• Listed entries:
<<<<

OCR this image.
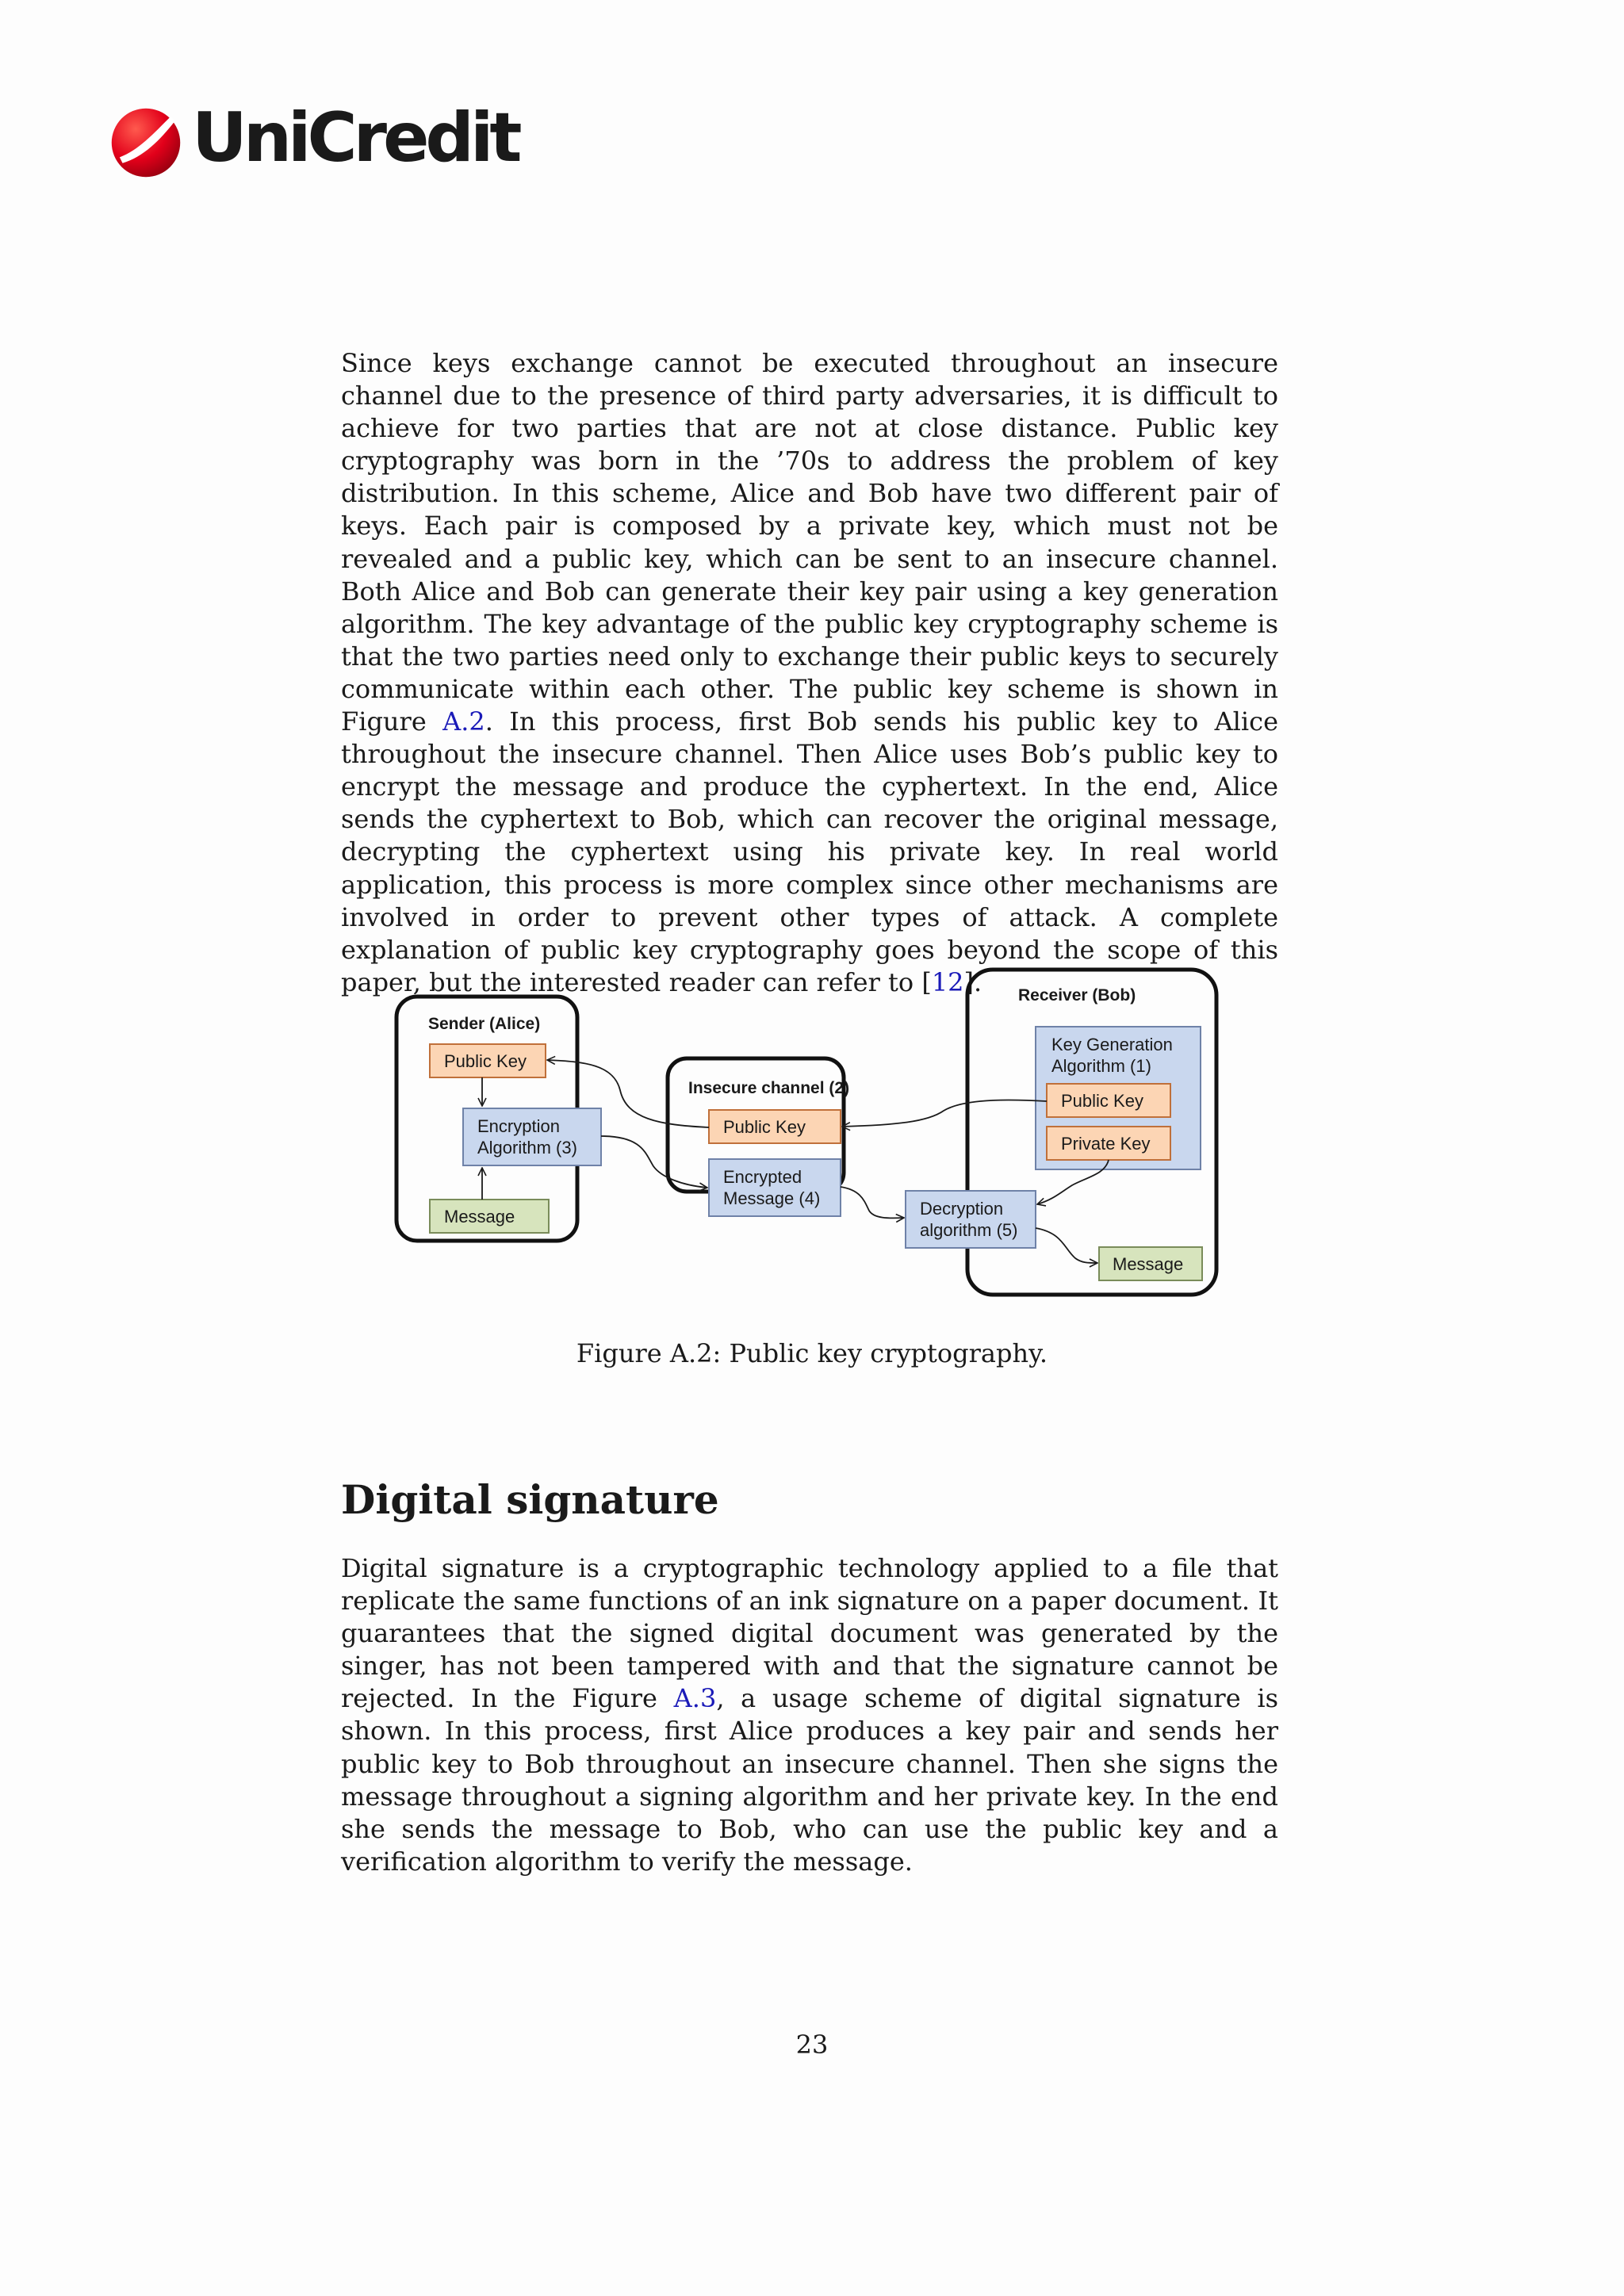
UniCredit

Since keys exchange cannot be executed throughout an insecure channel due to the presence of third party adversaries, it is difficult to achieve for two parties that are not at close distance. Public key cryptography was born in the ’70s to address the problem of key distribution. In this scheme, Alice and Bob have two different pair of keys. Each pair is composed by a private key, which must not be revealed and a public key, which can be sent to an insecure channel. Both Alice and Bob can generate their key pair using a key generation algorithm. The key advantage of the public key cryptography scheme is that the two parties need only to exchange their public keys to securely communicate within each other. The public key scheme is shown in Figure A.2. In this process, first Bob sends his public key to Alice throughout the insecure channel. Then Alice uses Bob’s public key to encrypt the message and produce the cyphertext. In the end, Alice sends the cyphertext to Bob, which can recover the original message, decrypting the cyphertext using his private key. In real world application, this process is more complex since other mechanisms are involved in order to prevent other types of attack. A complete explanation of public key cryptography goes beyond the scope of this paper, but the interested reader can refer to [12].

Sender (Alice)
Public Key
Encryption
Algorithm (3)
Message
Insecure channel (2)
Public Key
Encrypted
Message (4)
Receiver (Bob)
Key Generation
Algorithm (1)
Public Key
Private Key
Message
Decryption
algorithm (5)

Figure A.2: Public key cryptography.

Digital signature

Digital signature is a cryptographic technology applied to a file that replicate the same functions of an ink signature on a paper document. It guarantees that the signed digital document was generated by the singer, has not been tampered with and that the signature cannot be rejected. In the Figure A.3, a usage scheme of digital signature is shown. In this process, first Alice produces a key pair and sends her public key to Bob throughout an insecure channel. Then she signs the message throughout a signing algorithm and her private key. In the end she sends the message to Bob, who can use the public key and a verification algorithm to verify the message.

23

>>>>
<<<<

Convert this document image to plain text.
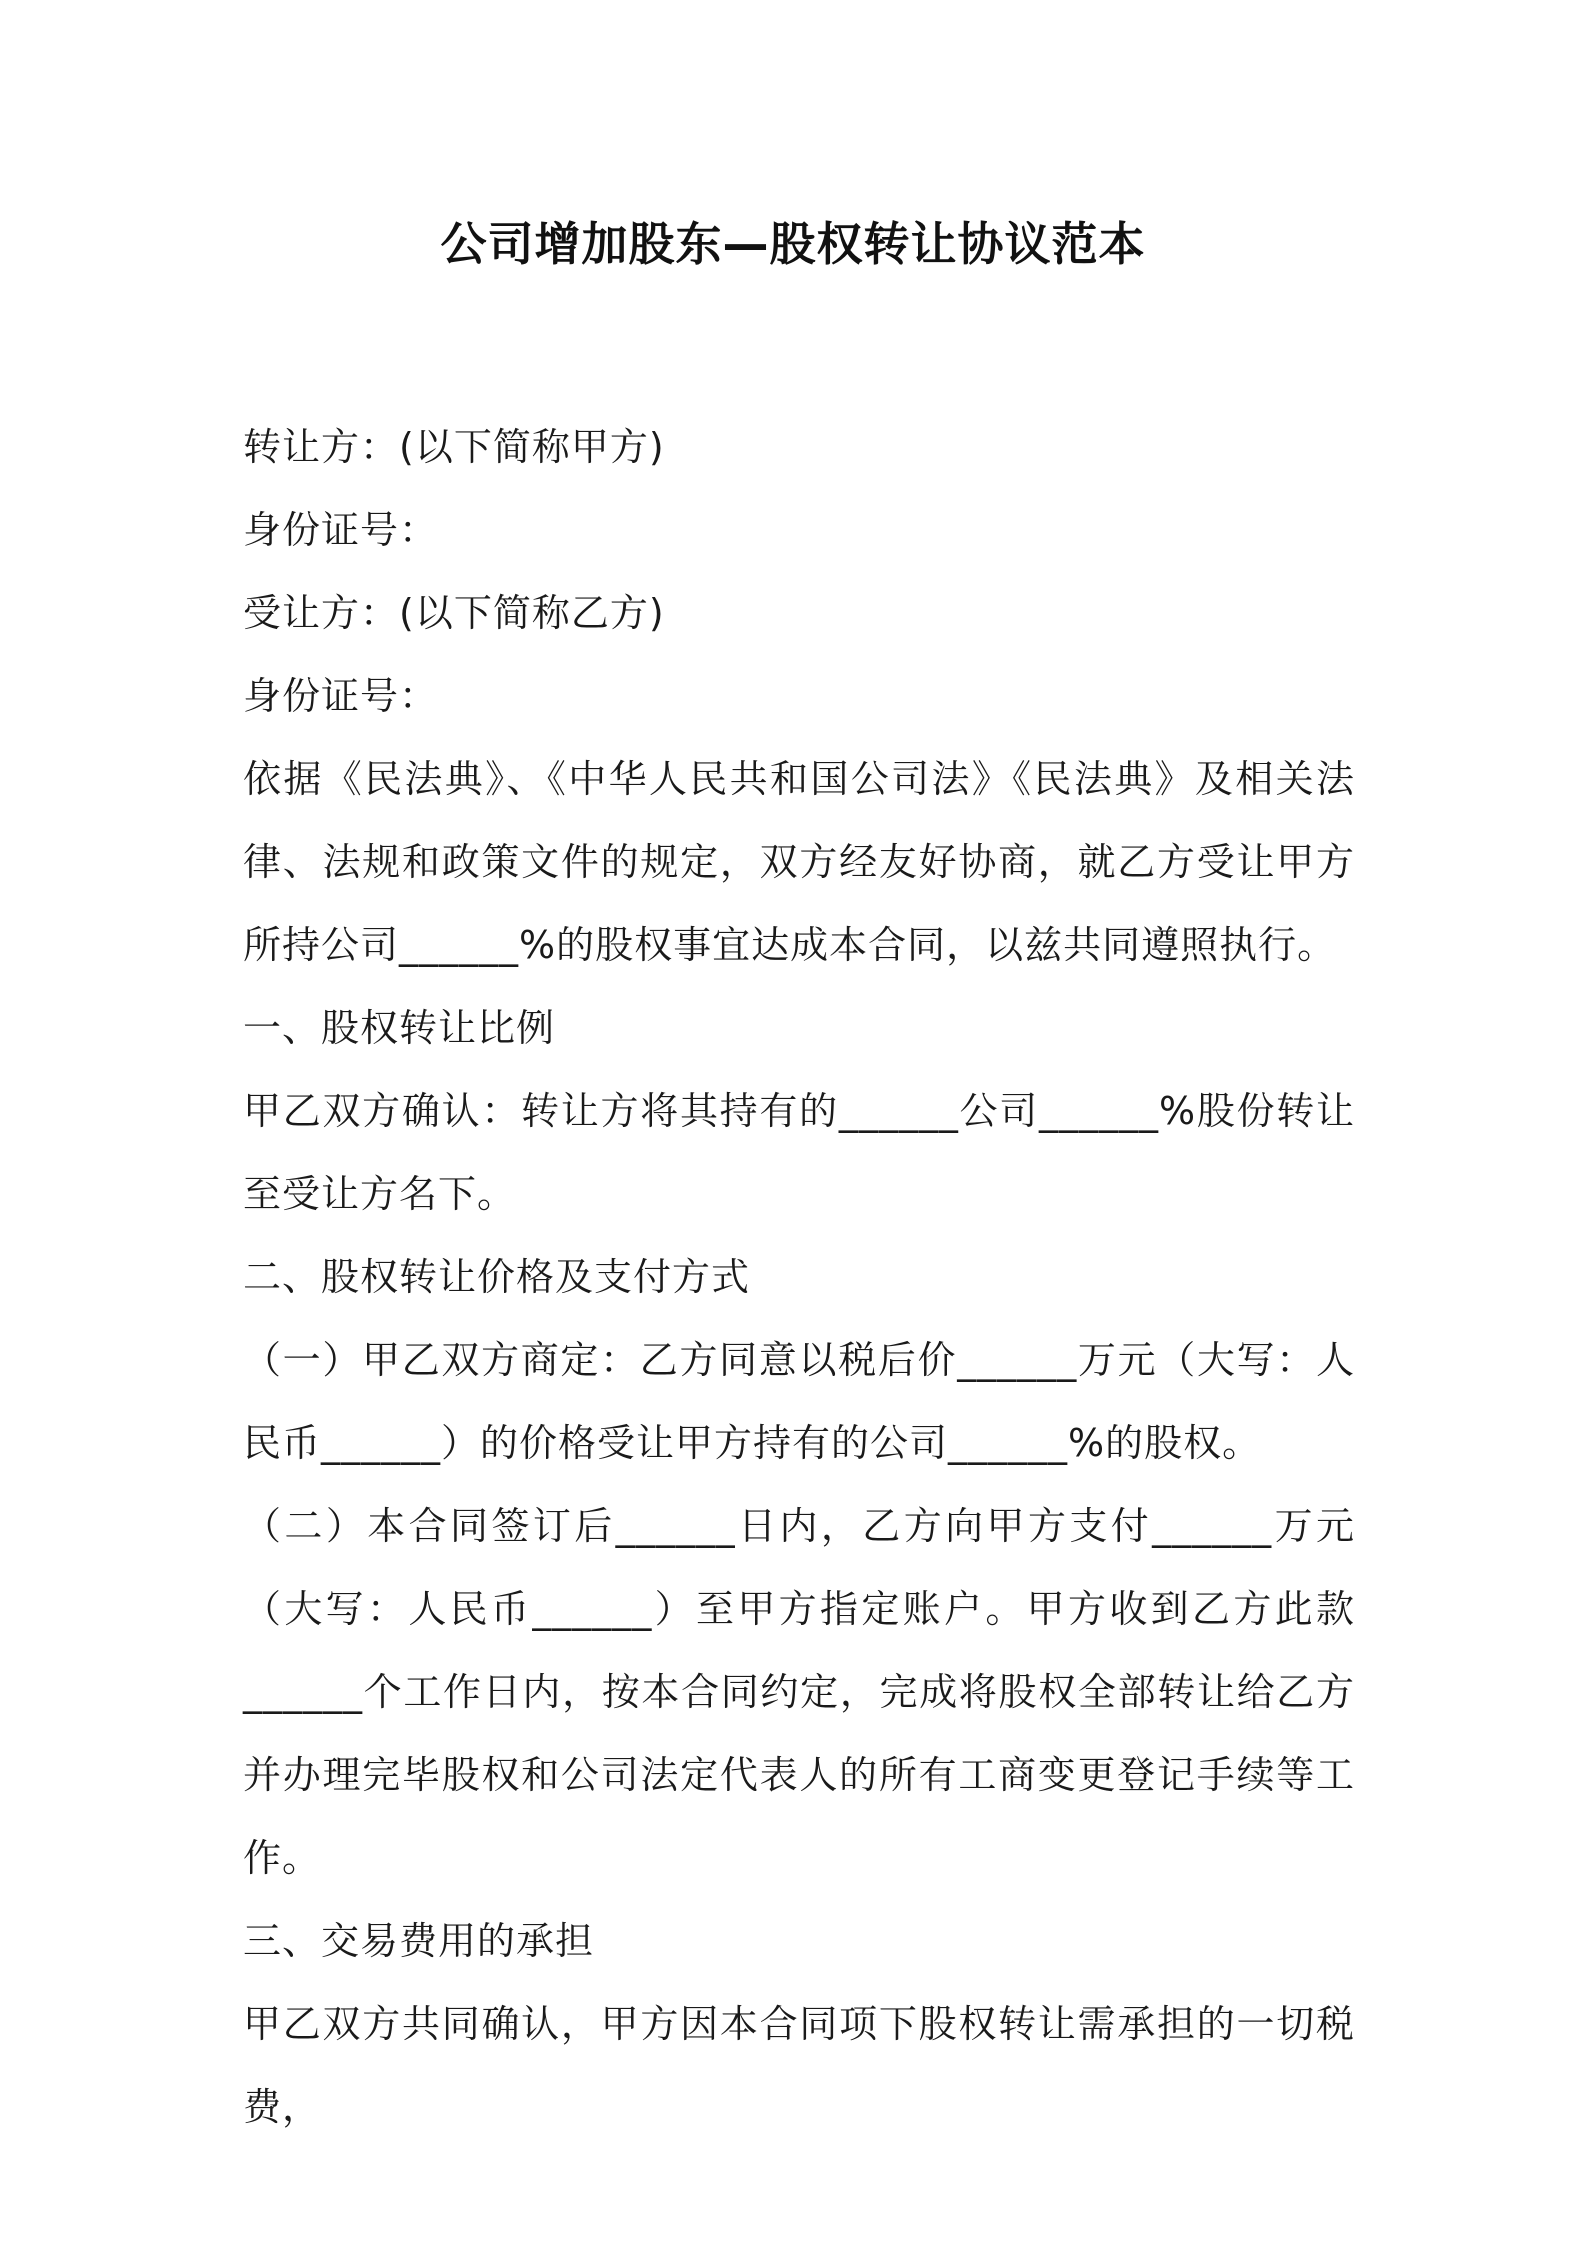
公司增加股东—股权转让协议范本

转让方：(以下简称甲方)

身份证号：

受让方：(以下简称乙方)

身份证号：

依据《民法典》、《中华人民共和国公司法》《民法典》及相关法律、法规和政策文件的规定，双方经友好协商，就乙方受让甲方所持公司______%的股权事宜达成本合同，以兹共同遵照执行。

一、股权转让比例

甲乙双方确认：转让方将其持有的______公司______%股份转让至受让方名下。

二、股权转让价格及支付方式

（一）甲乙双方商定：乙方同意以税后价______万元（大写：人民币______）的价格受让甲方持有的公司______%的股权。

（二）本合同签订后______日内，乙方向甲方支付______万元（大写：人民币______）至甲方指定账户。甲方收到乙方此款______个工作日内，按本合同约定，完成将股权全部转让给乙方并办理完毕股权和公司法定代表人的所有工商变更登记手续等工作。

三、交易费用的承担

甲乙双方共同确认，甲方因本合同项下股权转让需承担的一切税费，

>>>>
<<<<

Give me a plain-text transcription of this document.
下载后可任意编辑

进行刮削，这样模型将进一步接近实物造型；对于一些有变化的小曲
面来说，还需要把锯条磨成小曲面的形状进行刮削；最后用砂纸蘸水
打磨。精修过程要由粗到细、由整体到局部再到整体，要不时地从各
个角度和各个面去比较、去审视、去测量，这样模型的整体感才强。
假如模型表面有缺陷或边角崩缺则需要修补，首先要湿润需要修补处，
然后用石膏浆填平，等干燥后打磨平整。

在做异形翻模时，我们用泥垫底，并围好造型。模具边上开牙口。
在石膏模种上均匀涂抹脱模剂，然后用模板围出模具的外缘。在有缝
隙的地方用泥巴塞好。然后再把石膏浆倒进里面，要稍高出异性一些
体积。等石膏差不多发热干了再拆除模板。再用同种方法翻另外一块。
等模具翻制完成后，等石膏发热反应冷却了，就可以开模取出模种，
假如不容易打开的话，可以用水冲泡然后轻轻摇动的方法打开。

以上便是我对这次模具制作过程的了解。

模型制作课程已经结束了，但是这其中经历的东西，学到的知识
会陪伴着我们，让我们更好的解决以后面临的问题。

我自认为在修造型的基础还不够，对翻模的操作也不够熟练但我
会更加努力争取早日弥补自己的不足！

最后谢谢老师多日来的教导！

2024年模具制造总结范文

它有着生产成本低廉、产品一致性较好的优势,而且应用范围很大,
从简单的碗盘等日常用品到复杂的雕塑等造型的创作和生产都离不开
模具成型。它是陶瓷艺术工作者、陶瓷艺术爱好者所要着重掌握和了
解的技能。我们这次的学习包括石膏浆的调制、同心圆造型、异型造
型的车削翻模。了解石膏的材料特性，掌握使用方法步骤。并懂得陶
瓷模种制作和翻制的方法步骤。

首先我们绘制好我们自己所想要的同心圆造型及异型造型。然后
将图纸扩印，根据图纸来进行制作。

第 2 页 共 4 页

>>>>

• What the task requires:
Select every line of the records holding the string "Digital".

• Correct answer:
Digital signature
Digital signature is a cryptographic technology applied to a file that replicate the same functions of an ink signature on a paper document. It guarantees that the signed digital document was generated by the singer, has not been tampered with and that the signature cannot be rejected. In the Figure A.3, a usage scheme of digital signature is shown. In this process, first Alice produces a key pair and sends her public key to Bob throughout an insecure channel. Then she signs the message throughout a signing algorithm and her private key. In the end she sends the message to Bob, who can use the public key and a verification algorithm to verify the message.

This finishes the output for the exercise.